**YOUR GOAL:** Return only the number of lines in the entries below that hold the word "disc".

**INFORMATION SHOWN:**

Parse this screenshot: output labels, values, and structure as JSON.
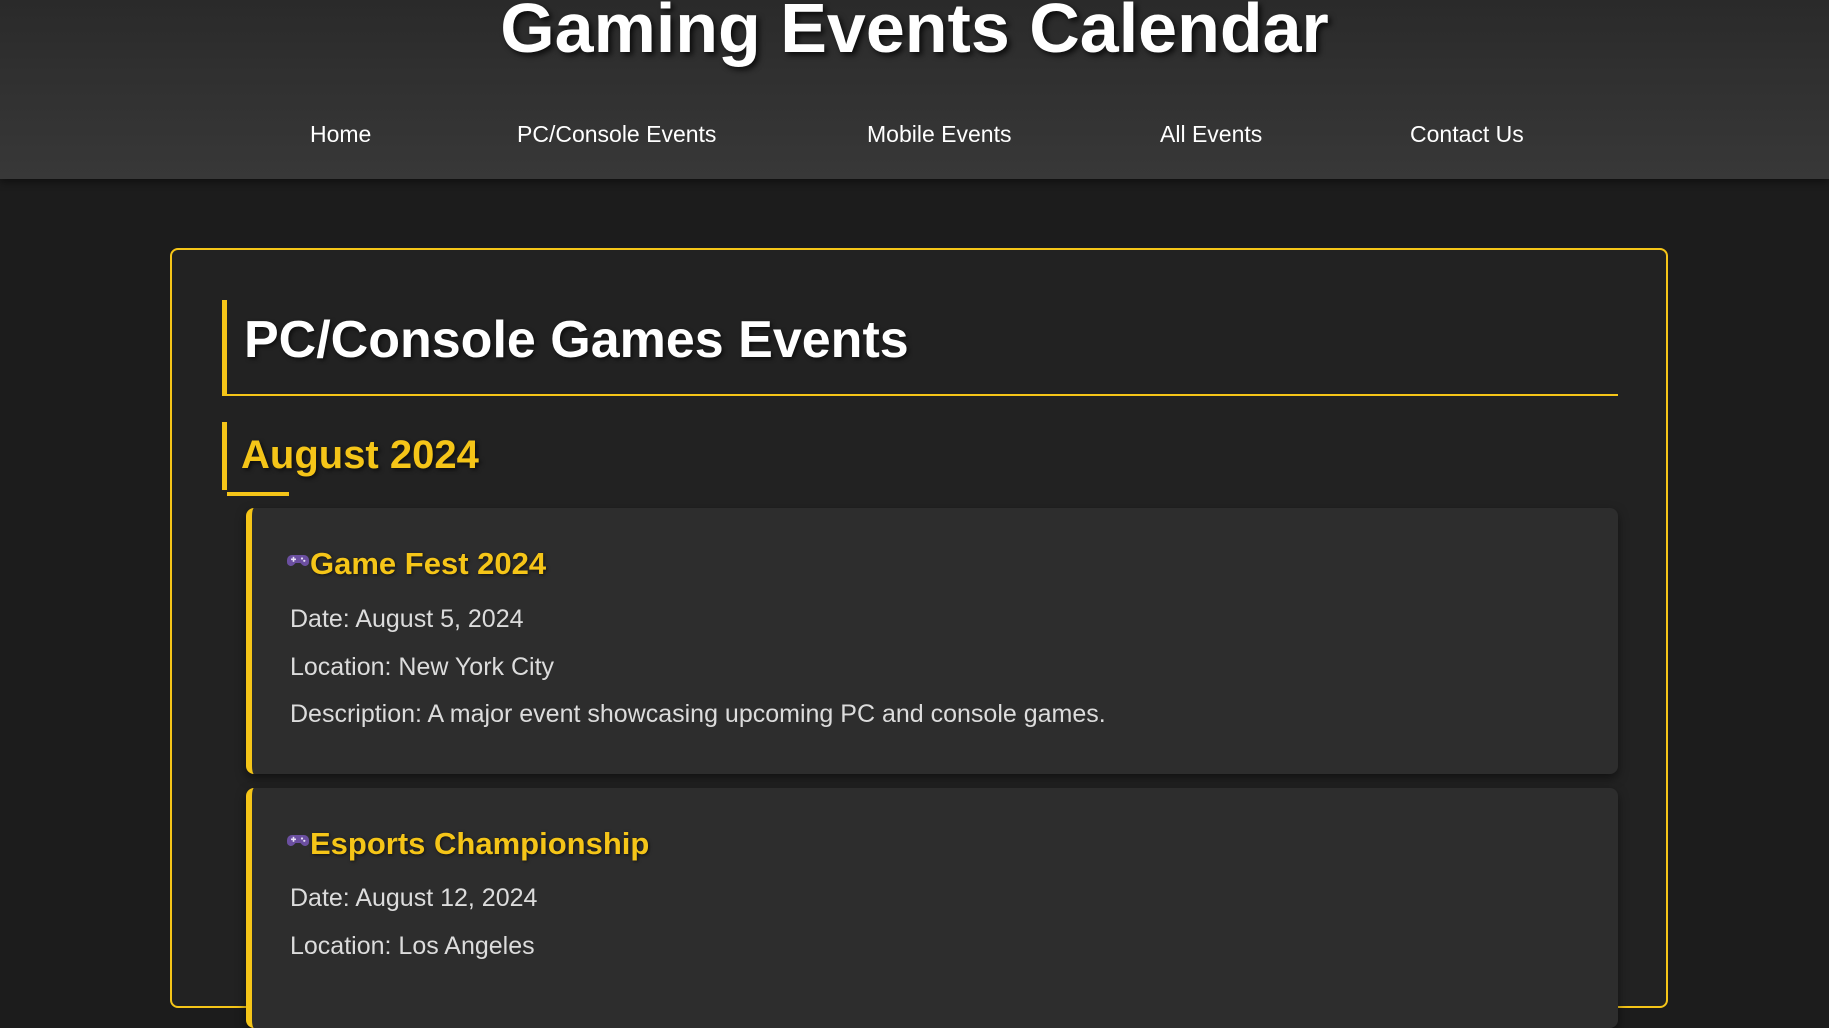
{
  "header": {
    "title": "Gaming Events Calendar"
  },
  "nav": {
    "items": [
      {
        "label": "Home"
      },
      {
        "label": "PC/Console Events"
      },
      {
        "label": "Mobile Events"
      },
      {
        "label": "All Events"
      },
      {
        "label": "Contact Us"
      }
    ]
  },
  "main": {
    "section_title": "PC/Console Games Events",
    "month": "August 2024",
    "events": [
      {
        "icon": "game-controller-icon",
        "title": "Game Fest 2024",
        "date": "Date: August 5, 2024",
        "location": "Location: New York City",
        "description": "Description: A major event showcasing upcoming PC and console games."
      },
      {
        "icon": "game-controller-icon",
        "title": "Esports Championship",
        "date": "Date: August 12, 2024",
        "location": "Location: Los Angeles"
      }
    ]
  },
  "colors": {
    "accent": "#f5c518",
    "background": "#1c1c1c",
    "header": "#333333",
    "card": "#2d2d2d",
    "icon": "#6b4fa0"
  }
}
* * *
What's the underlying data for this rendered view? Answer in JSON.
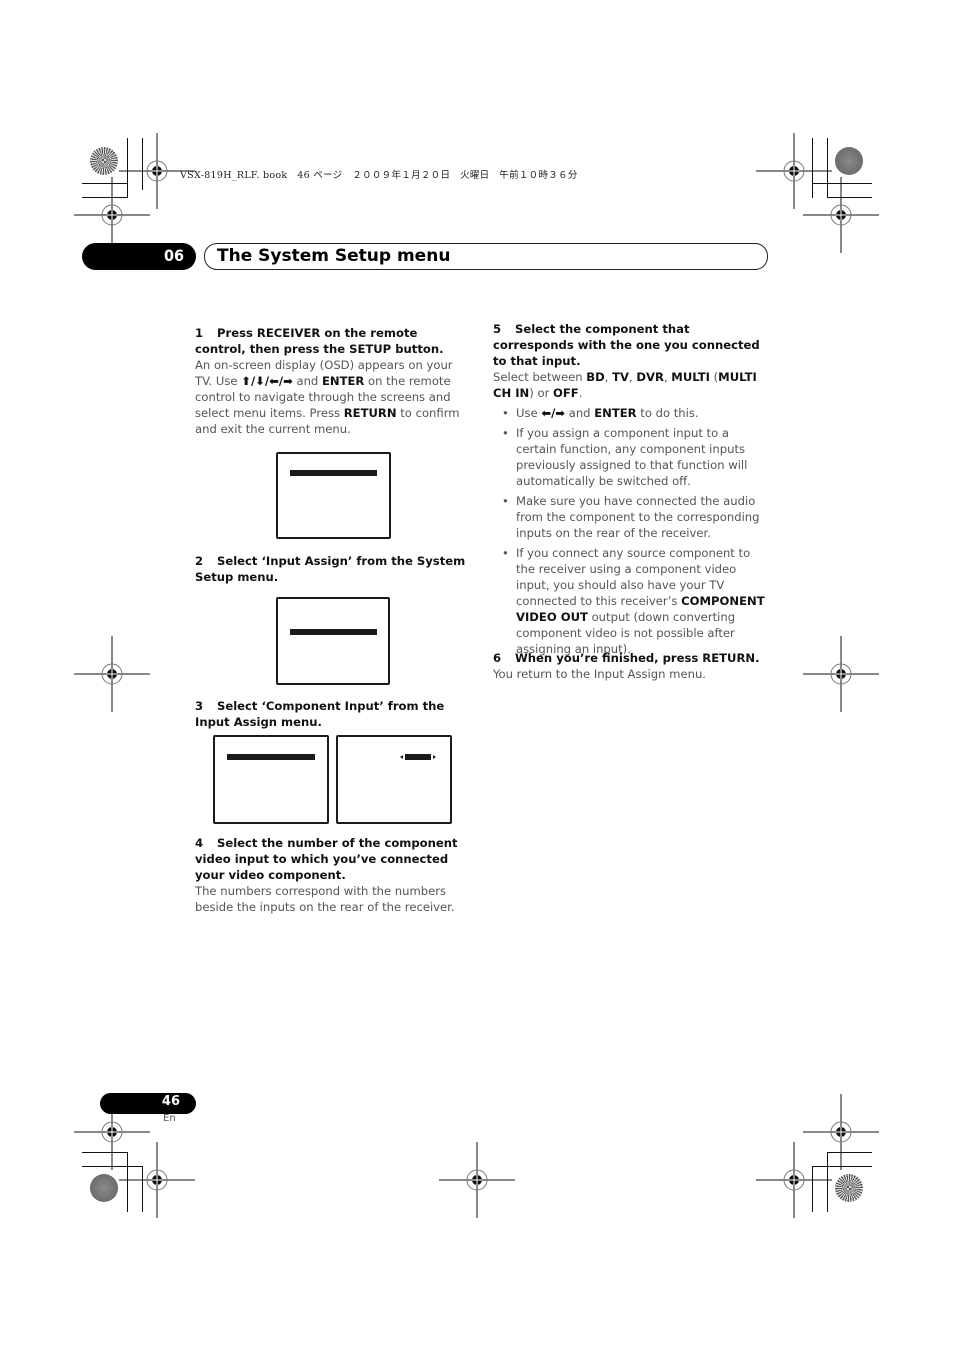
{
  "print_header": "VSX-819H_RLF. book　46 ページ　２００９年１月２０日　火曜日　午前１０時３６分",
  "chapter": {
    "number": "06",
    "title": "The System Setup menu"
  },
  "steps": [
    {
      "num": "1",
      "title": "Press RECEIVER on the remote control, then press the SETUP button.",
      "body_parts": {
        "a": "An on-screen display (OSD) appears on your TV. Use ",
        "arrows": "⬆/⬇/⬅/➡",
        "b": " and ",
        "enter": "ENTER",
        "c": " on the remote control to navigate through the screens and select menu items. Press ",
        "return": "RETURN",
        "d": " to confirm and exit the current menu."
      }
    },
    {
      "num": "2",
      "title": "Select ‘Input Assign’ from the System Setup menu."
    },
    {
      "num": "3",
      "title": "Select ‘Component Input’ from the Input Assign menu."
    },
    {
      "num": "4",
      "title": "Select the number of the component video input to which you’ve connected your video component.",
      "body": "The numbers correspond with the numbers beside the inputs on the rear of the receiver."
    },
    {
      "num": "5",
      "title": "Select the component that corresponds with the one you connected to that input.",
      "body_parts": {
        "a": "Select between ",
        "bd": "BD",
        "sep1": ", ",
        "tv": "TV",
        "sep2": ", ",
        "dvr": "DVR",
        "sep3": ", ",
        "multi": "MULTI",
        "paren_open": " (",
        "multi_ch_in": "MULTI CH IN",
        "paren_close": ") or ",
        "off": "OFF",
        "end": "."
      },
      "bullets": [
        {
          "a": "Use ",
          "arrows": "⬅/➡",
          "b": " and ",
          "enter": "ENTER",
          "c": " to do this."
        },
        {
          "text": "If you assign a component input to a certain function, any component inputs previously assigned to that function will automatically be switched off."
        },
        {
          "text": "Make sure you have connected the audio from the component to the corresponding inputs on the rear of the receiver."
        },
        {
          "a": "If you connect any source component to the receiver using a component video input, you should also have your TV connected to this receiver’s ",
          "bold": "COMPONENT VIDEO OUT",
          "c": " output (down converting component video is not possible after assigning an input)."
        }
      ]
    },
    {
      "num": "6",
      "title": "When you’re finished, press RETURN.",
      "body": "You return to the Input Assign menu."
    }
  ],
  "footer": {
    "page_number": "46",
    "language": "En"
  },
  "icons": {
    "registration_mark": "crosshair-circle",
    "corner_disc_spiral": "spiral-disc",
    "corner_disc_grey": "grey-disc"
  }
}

**WRITTEN RESPONSE:** 2